→ ENTRIES SUPPLIED:
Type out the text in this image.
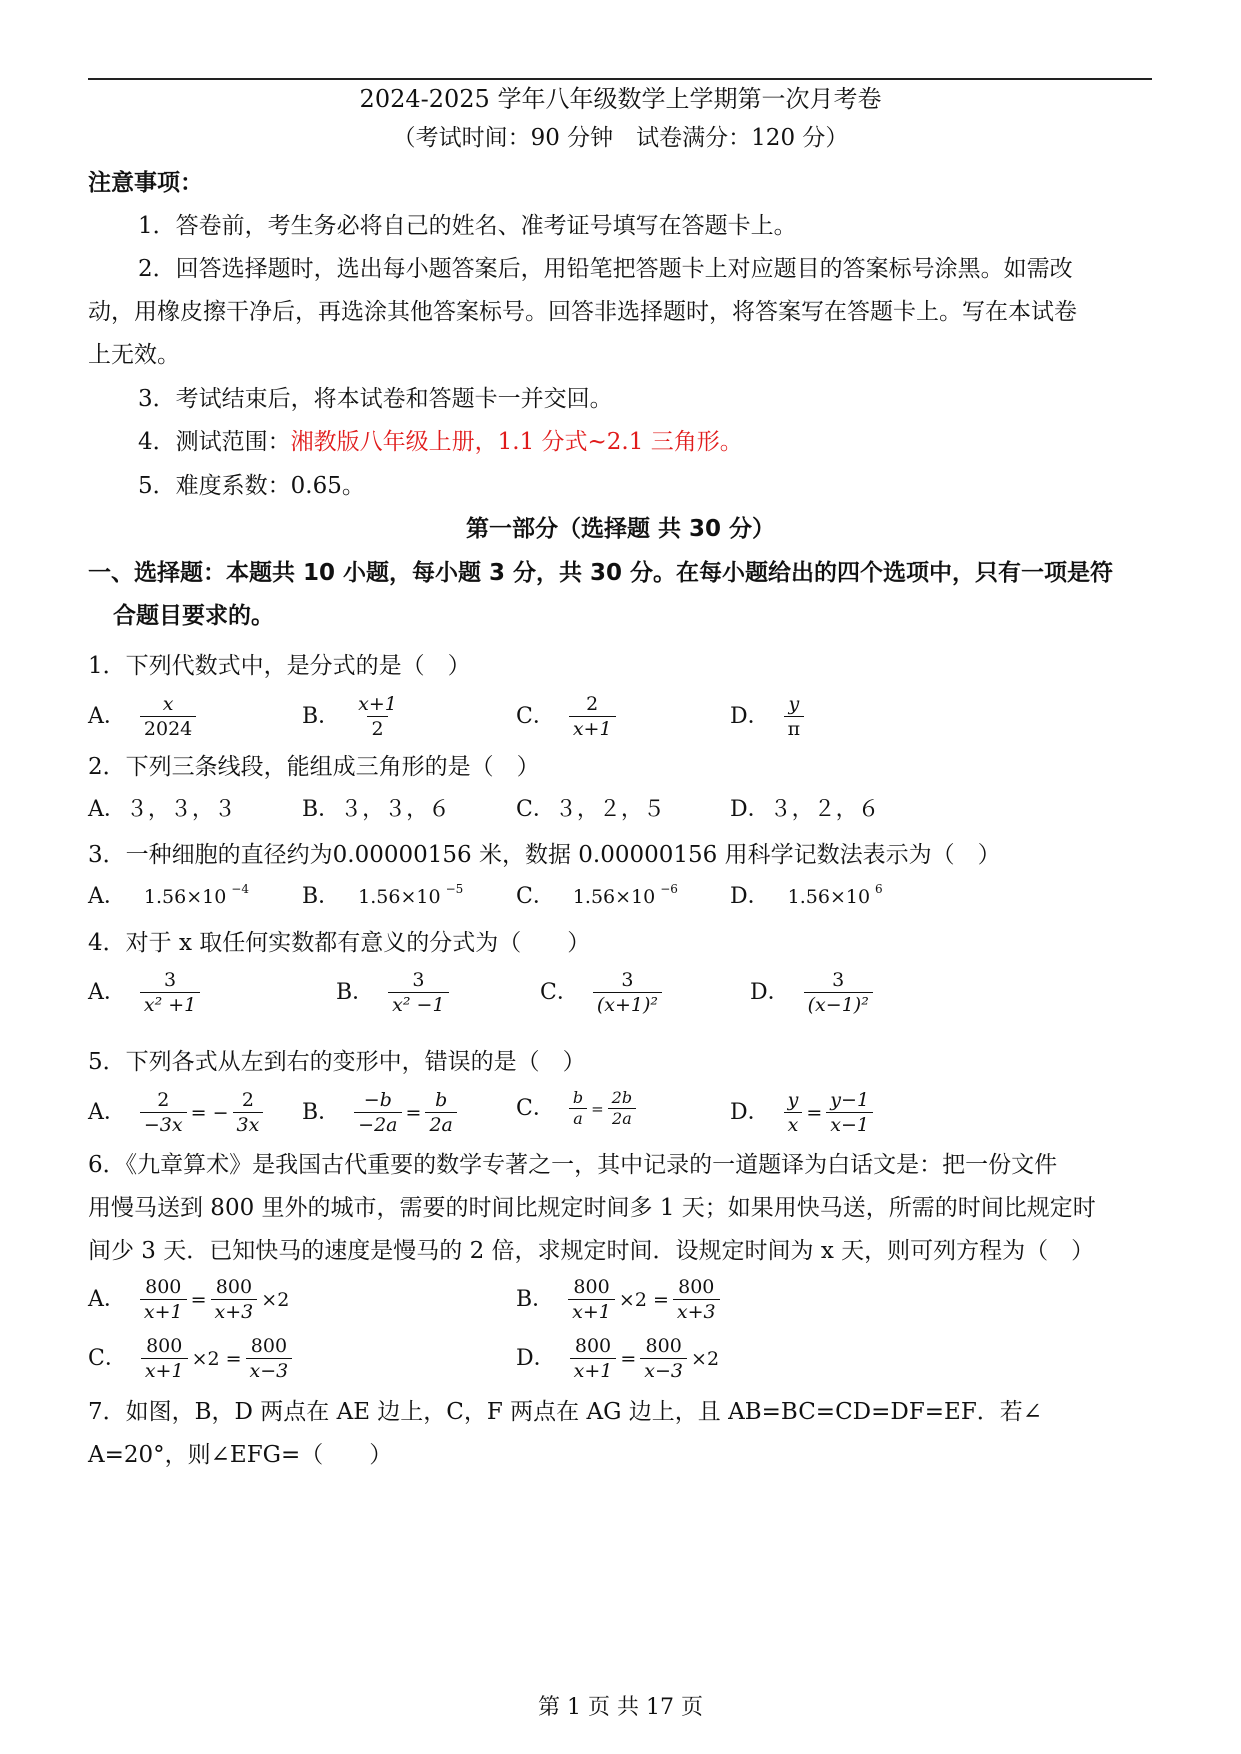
2024-2025 学年八年级数学上学期第一次月考卷
（考试时间：90 分钟　试卷满分：120 分）
注意事项：
1．答卷前，考生务必将自己的姓名、准考证号填写在答题卡上。
2．回答选择题时，选出每小题答案后，用铅笔把答题卡上对应题目的答案标号涂黑。如需改
动，用橡皮擦干净后，再选涂其他答案标号。回答非选择题时，将答案写在答题卡上。写在本试卷
上无效。
3．考试结束后，将本试卷和答题卡一并交回。
4．测试范围：湘教版八年级上册，1.1 分式~2.1 三角形。
5．难度系数：0.65。
第一部分（选择题 共 30 分）
一、选择题：本题共 10 小题，每小题 3 分，共 30 分。在每小题给出的四个选项中，只有一项是符
合题目要求的。
1．下列代数式中，是分式的是（　）
A． $\frac{x}{2024}$	B． $\frac{x+1}{2}$	C． $\frac{2}{x+1}$	D． $\frac{y}{\pi}$
2．下列三条线段，能组成三角形的是（　）
A．３，３，３	B．３，３，６	C．３，２，５	D．３，２，６
3．一种细胞的直径约为0.00000156 米，数据 0.00000156 用科学记数法表示为（　）
A． 1.56×10 −4 B． 1.56×10 −5 C． 1.56×10 −6 D． 1.56×10 6
4．对于 x 取任何实数都有意义的分式为（　　）
A． $\frac{3}{\text{x² +1}}$	B． $\frac{3}{\text{x² −1}}$	C． $\frac{3}{\text{(x+1)²}}$	D． $\frac{3}{\text{(x−1)²}}$
5．下列各式从左到右的变形中，错误的是（　）
A． $\frac{2}{-3x}$ = − $\frac{2}{3x}$ B． $\frac{-b}{-2a} = \frac{b}{2a}$	C． $\frac{b}{a} = \frac{2b}{2a}$	D． $\frac{y}{x} = \frac{y-1}{x-1}$
6．《九章算术》是我国古代重要的数学专著之一，其中记录的一道题译为白话文是：把一份文件
用慢马送到 800 里外的城市，需要的时间比规定时间多 1 天；如果用快马送，所需的时间比规定时
间少 3 天．已知快马的速度是慢马的 2 倍，求规定时间．设规定时间为 x 天，则可列方程为（　）
A． $\frac{800}{x+1} = \frac{800}{x+3} \times 2$	B． $\frac{800}{x+1} \times 2 = \frac{800}{x+3}$
C． $\frac{800}{x+1} \times 2 = \frac{800}{x-3}$	D． $\frac{800}{x+1} = \frac{800}{x-3} \times 2$
7．如图，B，D 两点在 AE 边上，C，F 两点在 AG 边上，且 AB=BC=CD=DF=EF．若∠
A=20°，则∠EFG=（　　）
第 1 页 共 17 页
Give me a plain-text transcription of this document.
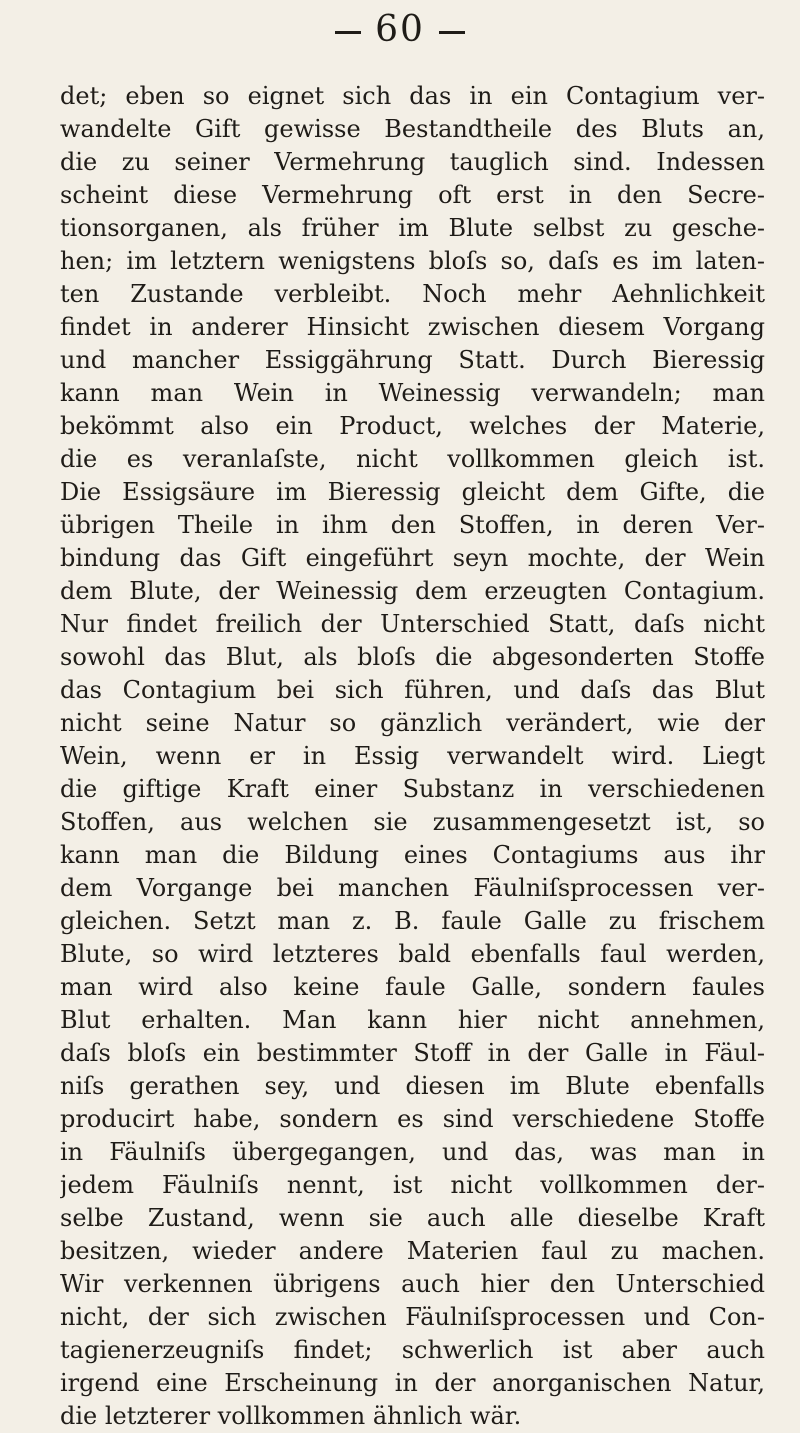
60
det; eben so eignet sich das in ein Contagium ver-
wandelte Gift gewisse Bestandtheile des Bluts an,
die zu seiner Vermehrung tauglich sind. Indessen
scheint diese Vermehrung oft erst in den Secre-
tionsorganen, als früher im Blute selbst zu gesche-
hen; im letztern wenigstens bloſs so, daſs es im laten-
ten Zustande verbleibt. Noch mehr Aehnlichkeit
findet in anderer Hinsicht zwischen diesem Vorgang
und mancher Essiggährung Statt. Durch Bieressig
kann man Wein in Weinessig verwandeln; man
bekömmt also ein Product, welches der Materie,
die es veranlaſste, nicht vollkommen gleich ist.
Die Essigsäure im Bieressig gleicht dem Gifte, die
übrigen Theile in ihm den Stoffen, in deren Ver-
bindung das Gift eingeführt seyn mochte, der Wein
dem Blute, der Weinessig dem erzeugten Contagium.
Nur findet freilich der Unterschied Statt, daſs nicht
sowohl das Blut, als bloſs die abgesonderten Stoffe
das Contagium bei sich führen, und daſs das Blut
nicht seine Natur so gänzlich verändert, wie der
Wein, wenn er in Essig verwandelt wird. Liegt
die giftige Kraft einer Substanz in verschiedenen
Stoffen, aus welchen sie zusammengesetzt ist, so
kann man die Bildung eines Contagiums aus ihr
dem Vorgange bei manchen Fäulniſsprocessen ver-
gleichen. Setzt man z. B. faule Galle zu frischem
Blute, so wird letzteres bald ebenfalls faul werden,
man wird also keine faule Galle, sondern faules
Blut erhalten. Man kann hier nicht annehmen,
daſs bloſs ein bestimmter Stoff in der Galle in Fäul-
niſs gerathen sey, und diesen im Blute ebenfalls
producirt habe, sondern es sind verschiedene Stoffe
in Fäulniſs übergegangen, und das, was man in
jedem Fäulniſs nennt, ist nicht vollkommen der-
selbe Zustand, wenn sie auch alle dieselbe Kraft
besitzen, wieder andere Materien faul zu machen.
Wir verkennen übrigens auch hier den Unterschied
nicht, der sich zwischen Fäulniſsprocessen und Con-
tagienerzeugniſs findet; schwerlich ist aber auch
irgend eine Erscheinung in der anorganischen Natur,
die letzterer vollkommen ähnlich wär.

→ WORK REQUIRED:
Please repeat the entries exactly. Do not include the pictures.

→ RESULT OF THIS EXERCISE:
Type out the text in this image.
2024-2025 学年八年级数学上学期第一次月考卷
（考试时间：90 分钟　试卷满分：120 分）
注意事项：
1．答卷前，考生务必将自己的姓名、准考证号填写在答题卡上。
2．回答选择题时，选出每小题答案后，用铅笔把答题卡上对应题目的答案标号涂黑。如需改
动，用橡皮擦干净后，再选涂其他答案标号。回答非选择题时，将答案写在答题卡上。写在本试卷
上无效。
3．考试结束后，将本试卷和答题卡一并交回。
4．测试范围：湘教版八年级上册，1.1 分式~2.1 三角形。
5．难度系数：0.65。
第一部分（选择题 共 30 分）
一、选择题：本题共 10 小题，每小题 3 分，共 30 分。在每小题给出的四个选项中，只有一项是符
合题目要求的。
1．下列代数式中，是分式的是（　）
A． $\frac{x}{2024}$	B． $\frac{x+1}{2}$	C． $\frac{2}{x+1}$	D． $\frac{y}{\pi}$
2．下列三条线段，能组成三角形的是（　）
A．３，３，３	B．３，３，６	C．３，２，５	D．３，２，６
3．一种细胞的直径约为0.00000156 米，数据 0.00000156 用科学记数法表示为（　）
A． 1.56×10 −4 B． 1.56×10 −5 C． 1.56×10 −6 D． 1.56×10 6
4．对于 x 取任何实数都有意义的分式为（　　）
A． $\frac{3}{\text{x² +1}}$	B． $\frac{3}{\text{x² −1}}$	C． $\frac{3}{\text{(x+1)²}}$	D． $\frac{3}{\text{(x−1)²}}$
5．下列各式从左到右的变形中，错误的是（　）
A． $\frac{2}{-3x}$ = − $\frac{2}{3x}$ B． $\frac{-b}{-2a} = \frac{b}{2a}$	C． $\frac{b}{a} = \frac{2b}{2a}$	D． $\frac{y}{x} = \frac{y-1}{x-1}$
6．《九章算术》是我国古代重要的数学专著之一，其中记录的一道题译为白话文是：把一份文件
用慢马送到 800 里外的城市，需要的时间比规定时间多 1 天；如果用快马送，所需的时间比规定时
间少 3 天．已知快马的速度是慢马的 2 倍，求规定时间．设规定时间为 x 天，则可列方程为（　）
A． $\frac{800}{x+1} = \frac{800}{x+3} \times 2$	B． $\frac{800}{x+1} \times 2 = \frac{800}{x+3}$
C． $\frac{800}{x+1} \times 2 = \frac{800}{x-3}$	D． $\frac{800}{x+1} = \frac{800}{x-3} \times 2$
7．如图，B，D 两点在 AE 边上，C，F 两点在 AG 边上，且 AB=BC=CD=DF=EF．若∠
A=20°，则∠EFG=（　　）
第 1 页 共 17 页
Give me a plain-text transcription of this document.
60
det; eben so eignet sich das in ein Contagium ver-
wandelte Gift gewisse Bestandtheile des Bluts an,
die zu seiner Vermehrung tauglich sind. Indessen
scheint diese Vermehrung oft erst in den Secre-
tionsorganen, als früher im Blute selbst zu gesche-
hen; im letztern wenigstens bloſs so, daſs es im laten-
ten Zustande verbleibt. Noch mehr Aehnlichkeit
findet in anderer Hinsicht zwischen diesem Vorgang
und mancher Essiggährung Statt. Durch Bieressig
kann man Wein in Weinessig verwandeln; man
bekömmt also ein Product, welches der Materie,
die es veranlaſste, nicht vollkommen gleich ist.
Die Essigsäure im Bieressig gleicht dem Gifte, die
übrigen Theile in ihm den Stoffen, in deren Ver-
bindung das Gift eingeführt seyn mochte, der Wein
dem Blute, der Weinessig dem erzeugten Contagium.
Nur findet freilich der Unterschied Statt, daſs nicht
sowohl das Blut, als bloſs die abgesonderten Stoffe
das Contagium bei sich führen, und daſs das Blut
nicht seine Natur so gänzlich verändert, wie der
Wein, wenn er in Essig verwandelt wird. Liegt
die giftige Kraft einer Substanz in verschiedenen
Stoffen, aus welchen sie zusammengesetzt ist, so
kann man die Bildung eines Contagiums aus ihr
dem Vorgange bei manchen Fäulniſsprocessen ver-
gleichen. Setzt man z. B. faule Galle zu frischem
Blute, so wird letzteres bald ebenfalls faul werden,
man wird also keine faule Galle, sondern faules
Blut erhalten. Man kann hier nicht annehmen,
daſs bloſs ein bestimmter Stoff in der Galle in Fäul-
niſs gerathen sey, und diesen im Blute ebenfalls
producirt habe, sondern es sind verschiedene Stoffe
in Fäulniſs übergegangen, und das, was man in
jedem Fäulniſs nennt, ist nicht vollkommen der-
selbe Zustand, wenn sie auch alle dieselbe Kraft
besitzen, wieder andere Materien faul zu machen.
Wir verkennen übrigens auch hier den Unterschied
nicht, der sich zwischen Fäulniſsprocessen und Con-
tagienerzeugniſs findet; schwerlich ist aber auch
irgend eine Erscheinung in der anorganischen Natur,
die letzterer vollkommen ähnlich wär.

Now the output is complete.